» PASSAGE GIVEN:
I wouldn't hand out freebies, and I understand the shaping of expectations, but the wifi thing has been great in that it's what I wanted in my car in the first place, so that my kids can use their tablets and it's paid off big-time in that it sparked discussions that have led to a very lucrative Oracle DB consulting gig and more than one resume request. I drive Uber Select and the wifi thing has gone over well on some of the longer rides, particularly with the tech executives who ride from the affluent suburbs up into SF or down to San Jose. Maybe one in ten long distance riders actually needs the wifi, so the bandwidth consumption is negligible. I certainly wouldn't drive pool and allow the unwashed plebeian classes to update their devices and sync up their cloud accounts on my dime.


----------



## UberKevPA (May 14, 2016)

*Before:* No tip sign, almost no tips.

*After: *Tip sign, slightly more than almost no tips. Some talk of tips.

I had one nice Uber rider touch/adjust the tip sign but did not tip. She worked at the Dairy Queen and was a college student.

Lyft started about two months ago in Erie and at least four riders have said they prefer Lyft so they can tip and they did so. Lyft ride volume still low versus Uber.

» GOALS:
A - Summarize the rideshare forum thread in two sentences.
B - Resume the rideshare forum thread after its last sentence.
The data after this point has no connection to the rideshare forum thread.

» SOURCE EXCERPT:

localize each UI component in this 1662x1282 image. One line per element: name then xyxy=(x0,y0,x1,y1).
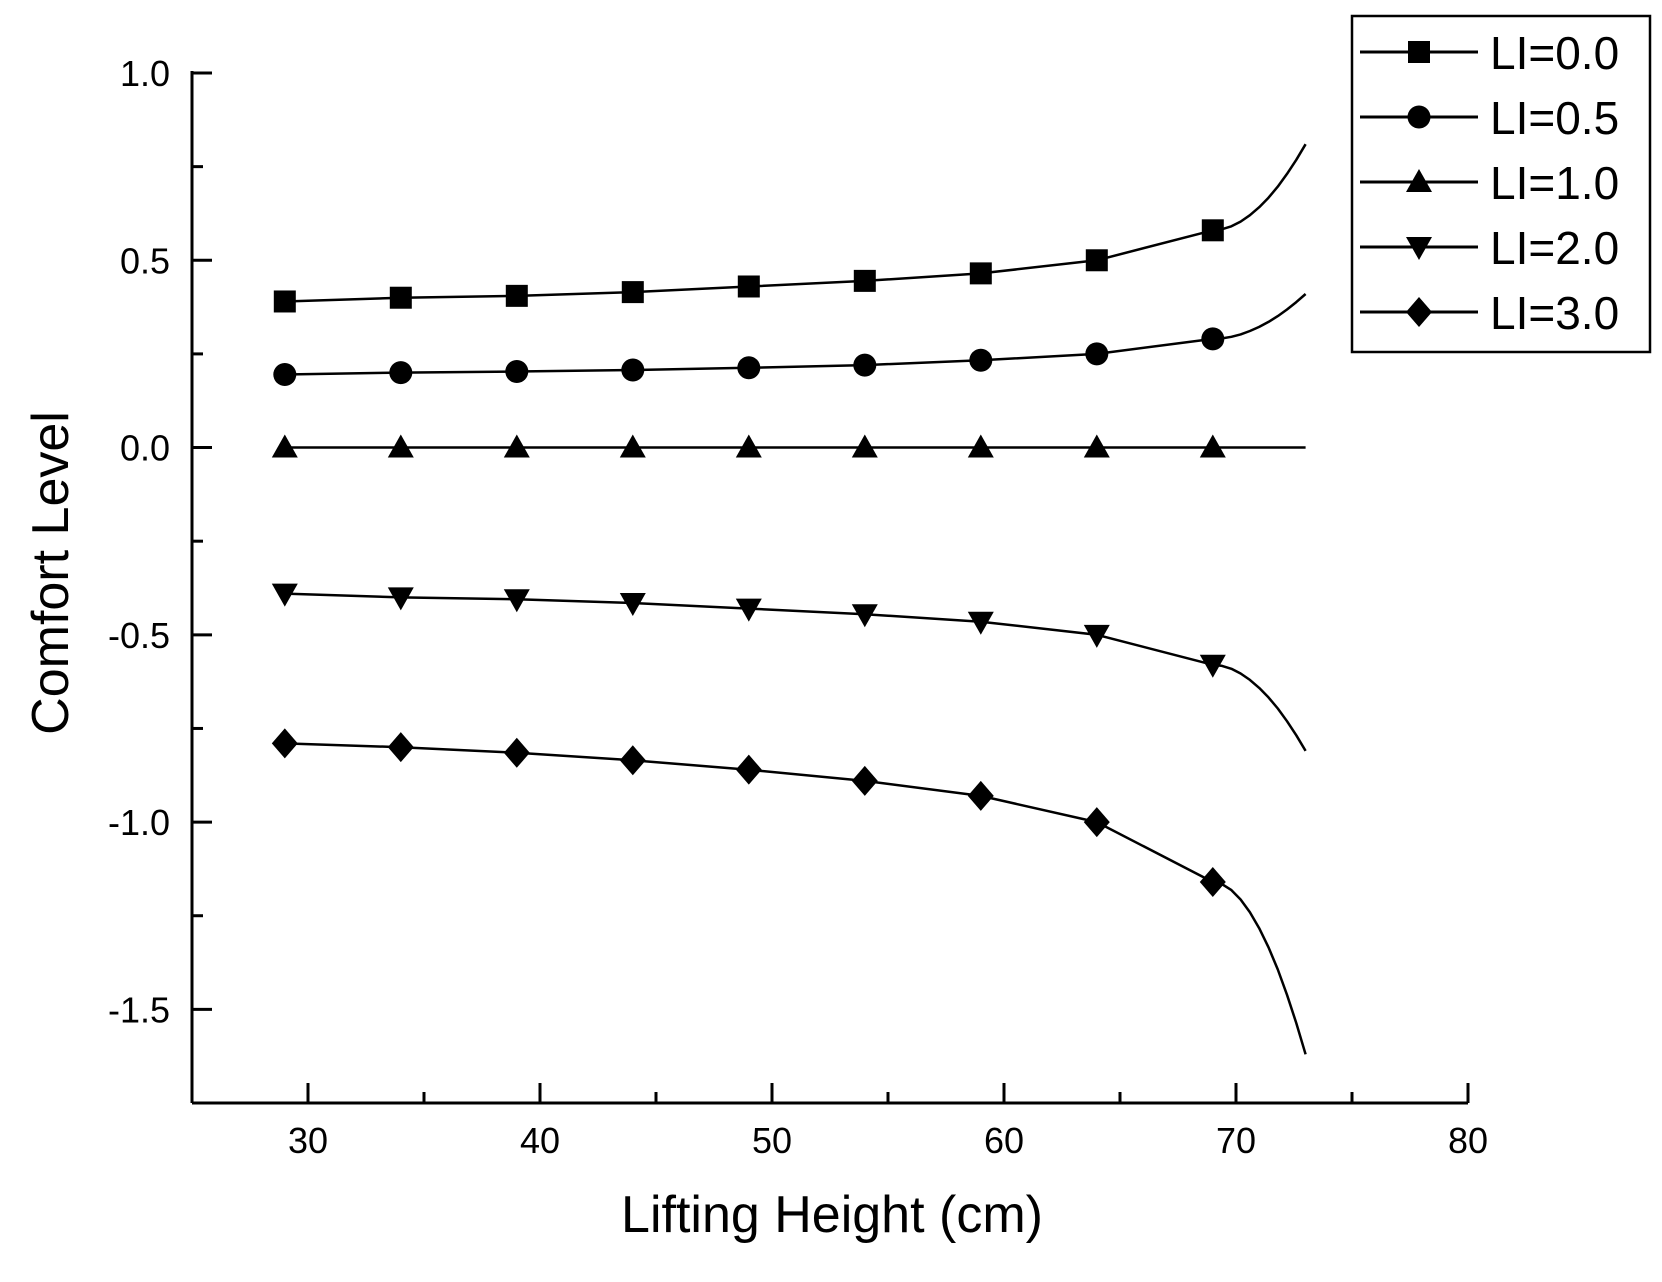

» THE RESPONSES:
A - One driver says that offering wifi in the car, which perhaps one in ten long-distance Uber Select riders needs, has led to a lucrative Oracle DB consulting gig and more than one resume request. UberKevPA reports that a tip sign brought only slightly more tips than before, while at least four riders in Erie said they prefer Lyft because they can tip there, and they did.

B -
----------



## Lee239 (Mar 24, 2017)

If you want tips go be a waitress and work for $2 an hour + tips

Part of the reason people like Uber is they don't have to tip. I would only expect a tip if I help with groceries or luggage in the trunk.


----------



## jp300h (Oct 5, 2016)

People have opposing viewpoints on tip signs. So be it. I added signs and tips went up dramatically. So in my world, they are effective. What you choose to do is solely up to you.


----------



## Go4 (Jan 8, 2017)

Guys relax. This is a driver forum. We deal with the public as service providers. We hold all the bad in then come here. This might be the only place we can vent. We probably shouldn't vent against each other.
My sign simply says 
"Tip your Uber
It's good Karma"


----------



## DRider85 (Nov 19, 2016)

UberKevPA said:


> *Before:* No tip sign, almost no tips.
> 
> *After: *Tip sign, slightly more than almost no tips. Some talk of tips.
> 
> ...


These people should be ashamed of themselves. Talking about tips, encouraging it, and yet not tipping. I don't understand some people these days and I don't think I ever will. But on the other hand I couldn't be prouder of myself for my maturity, common sense and higher moral standards. I guess I was raised better than these new modern day kids. I never considered myself superior. Now I consider myself on the same level as a Saint.



Lee239 said:


> If you want tips go be a waitress and work for $2 an hour + tips
> 
> Part of the reason people like Uber is they don't have to tip. I would only expect a tip if I help with groceries or luggage in the trunk.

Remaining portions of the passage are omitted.